Extracted records

BEGIN

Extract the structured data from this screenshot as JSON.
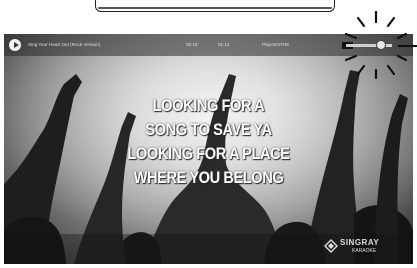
{
  "player": {
    "song_title": "Sing Your Heart Out (Rock Version)",
    "time_elapsed": "00:18",
    "time_total": "01:12",
    "source_label": "PlayAESTHE"
  },
  "lyrics": [
    "LOOKING FOR A",
    "SONG TO SAVE YA",
    "LOOKING FOR A PLACE",
    "WHERE YOU BELONG"
  ],
  "watermark": {
    "name": "SINGRAY",
    "sub": "KARAOKE"
  },
  "colors": {
    "lyric_text": "#ffffff",
    "topbar": "#282828",
    "toggle_track": "#cfcfcf"
  },
  "icons": {
    "play": "play-icon",
    "toggle": "toggle-switch",
    "tap_indicator": "tap-burst-icon"
  }
}
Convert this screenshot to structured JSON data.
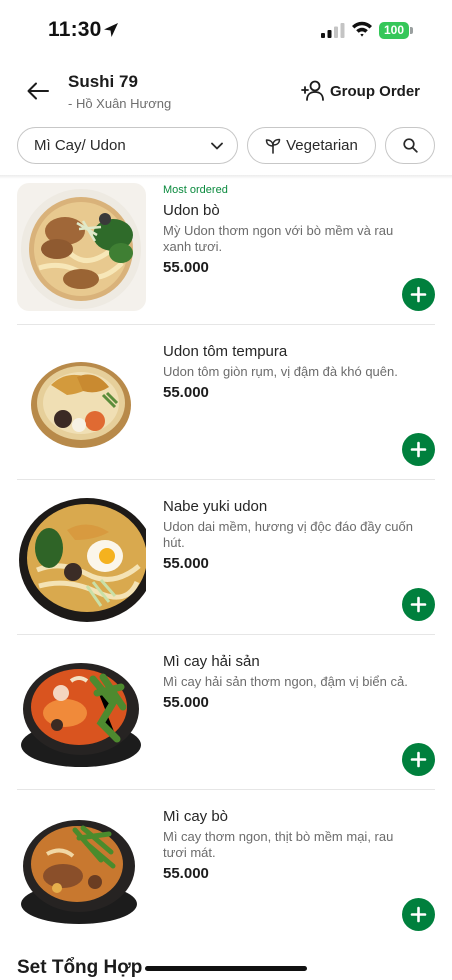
{
  "status_bar": {
    "time": "11:30",
    "battery": "100"
  },
  "header": {
    "store_name": "Sushi 79",
    "store_address": "- Hồ Xuân Hương",
    "group_order_label": "Group Order"
  },
  "filters": {
    "category_label": "Mì Cay/ Udon",
    "vegetarian_label": "Vegetarian"
  },
  "items": [
    {
      "badge": "Most ordered",
      "name": "Udon bò",
      "desc": "Mỳ Udon thơm ngon với bò mềm và rau xanh tươi.",
      "price": "55.000"
    },
    {
      "badge": "",
      "name": "Udon tôm tempura",
      "desc": "Udon tôm giòn rụm, vị đậm đà khó quên.",
      "price": "55.000"
    },
    {
      "badge": "",
      "name": "Nabe yuki udon",
      "desc": "Udon dai mềm, hương vị độc đáo đầy cuốn hút.",
      "price": "55.000"
    },
    {
      "badge": "",
      "name": "Mì cay hải sản",
      "desc": "Mì cay hải sản thơm ngon, đậm vị biển cả.",
      "price": "55.000"
    },
    {
      "badge": "",
      "name": "Mì cay bò",
      "desc": "Mì cay thơm ngon, thịt bò mềm mại, rau tươi mát.",
      "price": "55.000"
    }
  ],
  "next_section_title": "Set Tổng Hợp",
  "colors": {
    "accent_green": "#00803d",
    "badge_green": "#0b8a3e",
    "battery_green": "#35c759"
  },
  "icons": [
    "location-arrow-icon",
    "signal-icon",
    "wifi-icon",
    "battery-icon",
    "back-arrow-icon",
    "group-add-icon",
    "chevron-down-icon",
    "sprout-icon",
    "search-icon",
    "plus-icon"
  ]
}
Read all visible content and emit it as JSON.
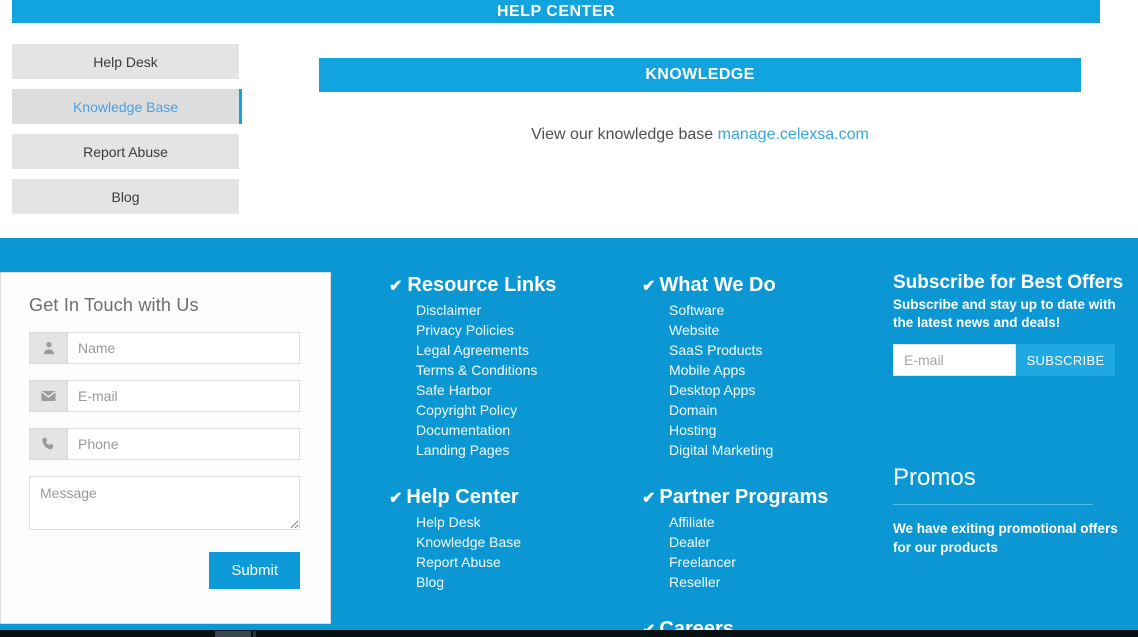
{
  "header": {
    "title": "HELP CENTER"
  },
  "sidebar": {
    "items": [
      {
        "label": "Help Desk",
        "active": false
      },
      {
        "label": "Knowledge Base",
        "active": true
      },
      {
        "label": "Report Abuse",
        "active": false
      },
      {
        "label": "Blog",
        "active": false
      }
    ]
  },
  "main": {
    "panel_title": "KNOWLEDGE",
    "body_text": "View our knowledge base ",
    "body_link": "manage.celexsa.com"
  },
  "contact": {
    "title": "Get In Touch with Us",
    "fields": [
      {
        "icon": "user-icon",
        "placeholder": "Name",
        "value": ""
      },
      {
        "icon": "envelope-icon",
        "placeholder": "E-mail",
        "value": ""
      },
      {
        "icon": "phone-icon",
        "placeholder": "Phone",
        "value": ""
      }
    ],
    "message_placeholder": "Message",
    "message_value": "",
    "submit_label": "Submit"
  },
  "footer": {
    "resource_links": {
      "heading": "Resource Links",
      "items": [
        "Disclaimer",
        "Privacy Policies",
        "Legal Agreements",
        "Terms & Conditions",
        "Safe Harbor",
        "Copyright Policy",
        "Documentation",
        "Landing Pages"
      ]
    },
    "help_center": {
      "heading": "Help Center",
      "items": [
        "Help Desk",
        "Knowledge Base",
        "Report Abuse",
        "Blog"
      ]
    },
    "what_we_do": {
      "heading": "What We Do",
      "items": [
        "Software",
        "Website",
        "SaaS Products",
        "Mobile Apps",
        "Desktop Apps",
        "Domain",
        "Hosting",
        "Digital Marketing"
      ]
    },
    "partner_programs": {
      "heading": "Partner Programs",
      "items": [
        "Affiliate",
        "Dealer",
        "Freelancer",
        "Reseller"
      ]
    },
    "careers": {
      "heading": "Careers"
    },
    "subscribe": {
      "title": "Subscribe for Best Offers",
      "description": "Subscribe and stay up to date with the latest news and deals!",
      "email_placeholder": "E-mail",
      "email_value": "",
      "button_label": "SUBSCRIBE"
    },
    "promos": {
      "title": "Promos",
      "text": "We have exiting promotional offers for our products"
    }
  },
  "icons": {
    "tick": "✔"
  },
  "colors": {
    "brand_blue": "#12a4df",
    "footer_blue": "#0b97d4",
    "sidebar_gray": "#e4e4e4",
    "active_link": "#4a9fe0"
  }
}
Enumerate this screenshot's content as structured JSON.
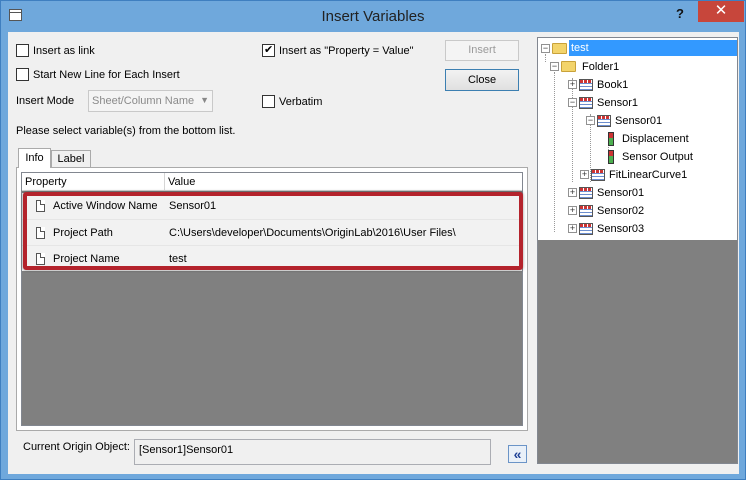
{
  "window": {
    "title": "Insert Variables",
    "help_label": "?",
    "close_label": "✕"
  },
  "options": {
    "insert_as_link": "Insert as link",
    "insert_as_link_checked": false,
    "insert_as_property_value": "Insert as \"Property = Value\"",
    "insert_as_property_value_checked": true,
    "start_new_line": "Start New Line for Each Insert",
    "start_new_line_checked": false,
    "verbatim": "Verbatim",
    "verbatim_checked": false,
    "insert_mode_label": "Insert Mode",
    "insert_mode_value": "Sheet/Column Name"
  },
  "buttons": {
    "insert": "Insert",
    "close": "Close",
    "collapse": "«"
  },
  "instruction": "Please select variable(s) from the bottom list.",
  "tabs": [
    {
      "label": "Info",
      "active": true
    },
    {
      "label": "Label",
      "active": false
    }
  ],
  "grid": {
    "columns": [
      "Property",
      "Value"
    ],
    "rows": [
      {
        "property": "Active Window Name",
        "value": "Sensor01"
      },
      {
        "property": "Project Path",
        "value": "C:\\Users\\developer\\Documents\\OriginLab\\2016\\User Files\\"
      },
      {
        "property": "Project Name",
        "value": "test"
      }
    ]
  },
  "current_object": {
    "label": "Current Origin Object:",
    "value": "[Sensor1]Sensor01"
  },
  "tree": {
    "root": "test",
    "folder1": "Folder1",
    "book1": "Book1",
    "sensor1": "Sensor1",
    "sensor01_sheet": "Sensor01",
    "displacement": "Displacement",
    "sensor_output": "Sensor Output",
    "fitlinearcurve1": "FitLinearCurve1",
    "sensor01": "Sensor01",
    "sensor02": "Sensor02",
    "sensor03": "Sensor03"
  },
  "colors": {
    "titlebar": "#6fa8dc",
    "close": "#c7463b",
    "highlight": "#b4232c",
    "selection": "#3399ff"
  }
}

END

> **TASK DIRECTIONS**
Reproduce the entries above without change, omitting all pictures.

> **REPLY TO THE TASK**
Extract the structured data from this screenshot as JSON.
{
  "player": {
    "song_title": "Sing Your Heart Out (Rock Version)",
    "time_elapsed": "00:18",
    "time_total": "01:12",
    "source_label": "PlayAESTHE"
  },
  "lyrics": [
    "LOOKING FOR A",
    "SONG TO SAVE YA",
    "LOOKING FOR A PLACE",
    "WHERE YOU BELONG"
  ],
  "watermark": {
    "name": "SINGRAY",
    "sub": "KARAOKE"
  },
  "colors": {
    "lyric_text": "#ffffff",
    "topbar": "#282828",
    "toggle_track": "#cfcfcf"
  },
  "icons": {
    "play": "play-icon",
    "toggle": "toggle-switch",
    "tap_indicator": "tap-burst-icon"
  }
}
Convert this screenshot to structured JSON data.
{
  "status_bar": {
    "time": "11:30",
    "battery": "100"
  },
  "header": {
    "store_name": "Sushi 79",
    "store_address": "- Hồ Xuân Hương",
    "group_order_label": "Group Order"
  },
  "filters": {
    "category_label": "Mì Cay/ Udon",
    "vegetarian_label": "Vegetarian"
  },
  "items": [
    {
      "badge": "Most ordered",
      "name": "Udon bò",
      "desc": "Mỳ Udon thơm ngon với bò mềm và rau xanh tươi.",
      "price": "55.000"
    },
    {
      "badge": "",
      "name": "Udon tôm tempura",
      "desc": "Udon tôm giòn rụm, vị đậm đà khó quên.",
      "price": "55.000"
    },
    {
      "badge": "",
      "name": "Nabe yuki udon",
      "desc": "Udon dai mềm, hương vị độc đáo đầy cuốn hút.",
      "price": "55.000"
    },
    {
      "badge": "",
      "name": "Mì cay hải sản",
      "desc": "Mì cay hải sản thơm ngon, đậm vị biển cả.",
      "price": "55.000"
    },
    {
      "badge": "",
      "name": "Mì cay bò",
      "desc": "Mì cay thơm ngon, thịt bò mềm mại, rau tươi mát.",
      "price": "55.000"
    }
  ],
  "next_section_title": "Set Tổng Hợp",
  "colors": {
    "accent_green": "#00803d",
    "badge_green": "#0b8a3e",
    "battery_green": "#35c759"
  },
  "icons": [
    "location-arrow-icon",
    "signal-icon",
    "wifi-icon",
    "battery-icon",
    "back-arrow-icon",
    "group-add-icon",
    "chevron-down-icon",
    "sprout-icon",
    "search-icon",
    "plus-icon"
  ]
}
Read all visible content and emit it as JSON.
{
  "header": {
    "title": "HELP CENTER"
  },
  "sidebar": {
    "items": [
      {
        "label": "Help Desk",
        "active": false
      },
      {
        "label": "Knowledge Base",
        "active": true
      },
      {
        "label": "Report Abuse",
        "active": false
      },
      {
        "label": "Blog",
        "active": false
      }
    ]
  },
  "main": {
    "panel_title": "KNOWLEDGE",
    "body_text": "View our knowledge base ",
    "body_link": "manage.celexsa.com"
  },
  "contact": {
    "title": "Get In Touch with Us",
    "fields": [
      {
        "icon": "user-icon",
        "placeholder": "Name",
        "value": ""
      },
      {
        "icon": "envelope-icon",
        "placeholder": "E-mail",
        "value": ""
      },
      {
        "icon": "phone-icon",
        "placeholder": "Phone",
        "value": ""
      }
    ],
    "message_placeholder": "Message",
    "message_value": "",
    "submit_label": "Submit"
  },
  "footer": {
    "resource_links": {
      "heading": "Resource Links",
      "items": [
        "Disclaimer",
        "Privacy Policies",
        "Legal Agreements",
        "Terms & Conditions",
        "Safe Harbor",
        "Copyright Policy",
        "Documentation",
        "Landing Pages"
      ]
    },
    "help_center": {
      "heading": "Help Center",
      "items": [
        "Help Desk",
        "Knowledge Base",
        "Report Abuse",
        "Blog"
      ]
    },
    "what_we_do": {
      "heading": "What We Do",
      "items": [
        "Software",
        "Website",
        "SaaS Products",
        "Mobile Apps",
        "Desktop Apps",
        "Domain",
        "Hosting",
        "Digital Marketing"
      ]
    },
    "partner_programs": {
      "heading": "Partner Programs",
      "items": [
        "Affiliate",
        "Dealer",
        "Freelancer",
        "Reseller"
      ]
    },
    "careers": {
      "heading": "Careers"
    },
    "subscribe": {
      "title": "Subscribe for Best Offers",
      "description": "Subscribe and stay up to date with the latest news and deals!",
      "email_placeholder": "E-mail",
      "email_value": "",
      "button_label": "SUBSCRIBE"
    },
    "promos": {
      "title": "Promos",
      "text": "We have exiting promotional offers for our products"
    }
  },
  "icons": {
    "tick": "✔"
  },
  "colors": {
    "brand_blue": "#12a4df",
    "footer_blue": "#0b97d4",
    "sidebar_gray": "#e4e4e4",
    "active_link": "#4a9fe0"
  }
}
Enumerate this screenshot's content as structured JSON.
{
  "window": {
    "title": "Insert Variables",
    "help_label": "?",
    "close_label": "✕"
  },
  "options": {
    "insert_as_link": "Insert as link",
    "insert_as_link_checked": false,
    "insert_as_property_value": "Insert as \"Property = Value\"",
    "insert_as_property_value_checked": true,
    "start_new_line": "Start New Line for Each Insert",
    "start_new_line_checked": false,
    "verbatim": "Verbatim",
    "verbatim_checked": false,
    "insert_mode_label": "Insert Mode",
    "insert_mode_value": "Sheet/Column Name"
  },
  "buttons": {
    "insert": "Insert",
    "close": "Close",
    "collapse": "«"
  },
  "instruction": "Please select variable(s) from the bottom list.",
  "tabs": [
    {
      "label": "Info",
      "active": true
    },
    {
      "label": "Label",
      "active": false
    }
  ],
  "grid": {
    "columns": [
      "Property",
      "Value"
    ],
    "rows": [
      {
        "property": "Active Window Name",
        "value": "Sensor01"
      },
      {
        "property": "Project Path",
        "value": "C:\\Users\\developer\\Documents\\OriginLab\\2016\\User Files\\"
      },
      {
        "property": "Project Name",
        "value": "test"
      }
    ]
  },
  "current_object": {
    "label": "Current Origin Object:",
    "value": "[Sensor1]Sensor01"
  },
  "tree": {
    "root": "test",
    "folder1": "Folder1",
    "book1": "Book1",
    "sensor1": "Sensor1",
    "sensor01_sheet": "Sensor01",
    "displacement": "Displacement",
    "sensor_output": "Sensor Output",
    "fitlinearcurve1": "FitLinearCurve1",
    "sensor01": "Sensor01",
    "sensor02": "Sensor02",
    "sensor03": "Sensor03"
  },
  "colors": {
    "titlebar": "#6fa8dc",
    "close": "#c7463b",
    "highlight": "#b4232c",
    "selection": "#3399ff"
  }
}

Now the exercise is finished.